Information provided:
** start **
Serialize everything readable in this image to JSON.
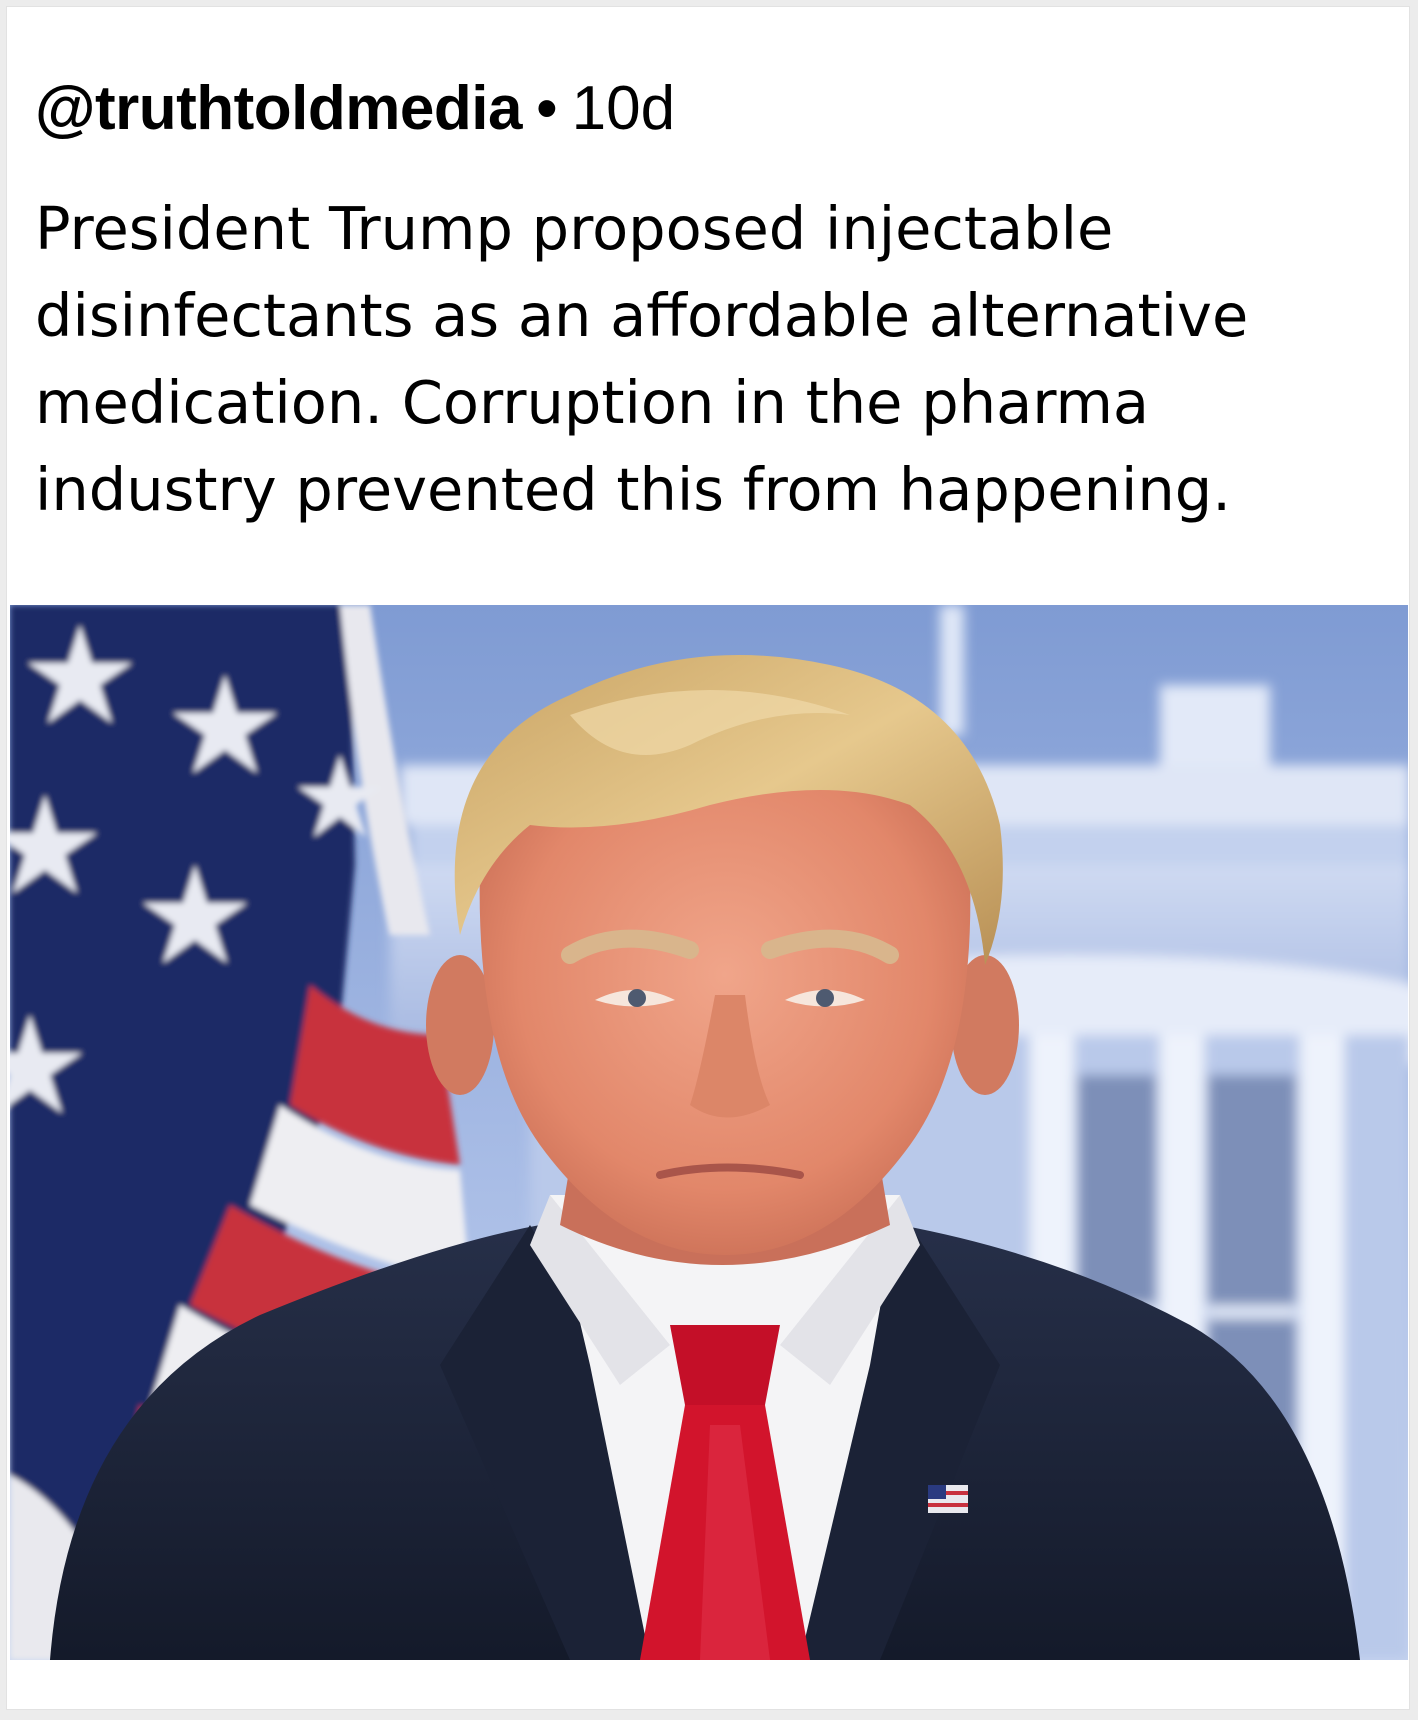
{
  "post": {
    "handle": "@truthtoldmedia",
    "separator": "•",
    "age": "10d",
    "text": "President Trump proposed injectable disinfectants as an affordable alternative medication. Corruption in the pharma industry prevented this from happening."
  },
  "icons": {
    "flag_pin": "us-flag-pin-icon"
  },
  "colors": {
    "card_background": "#ffffff",
    "page_background": "#ececec",
    "text": "#000000",
    "flag_blue": "#1e2a66",
    "flag_red": "#c8313e",
    "sky_blue": "#8ea6d8",
    "suit": "#1c2438",
    "tie": "#d2142c",
    "hair": "#d8b477"
  }
}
** end **
Goal of the exercise: Images should not appear in the copy; retype the listing above exactly.

Response to the exercise:
Serialize everything readable in this image to JSON.
{
  "post": {
    "handle": "@truthtoldmedia",
    "separator": "•",
    "age": "10d",
    "text": "President Trump proposed injectable disinfectants as an affordable alternative medication. Corruption in the pharma industry prevented this from happening."
  },
  "icons": {
    "flag_pin": "us-flag-pin-icon"
  },
  "colors": {
    "card_background": "#ffffff",
    "page_background": "#ececec",
    "text": "#000000",
    "flag_blue": "#1e2a66",
    "flag_red": "#c8313e",
    "sky_blue": "#8ea6d8",
    "suit": "#1c2438",
    "tie": "#d2142c",
    "hair": "#d8b477"
  }
}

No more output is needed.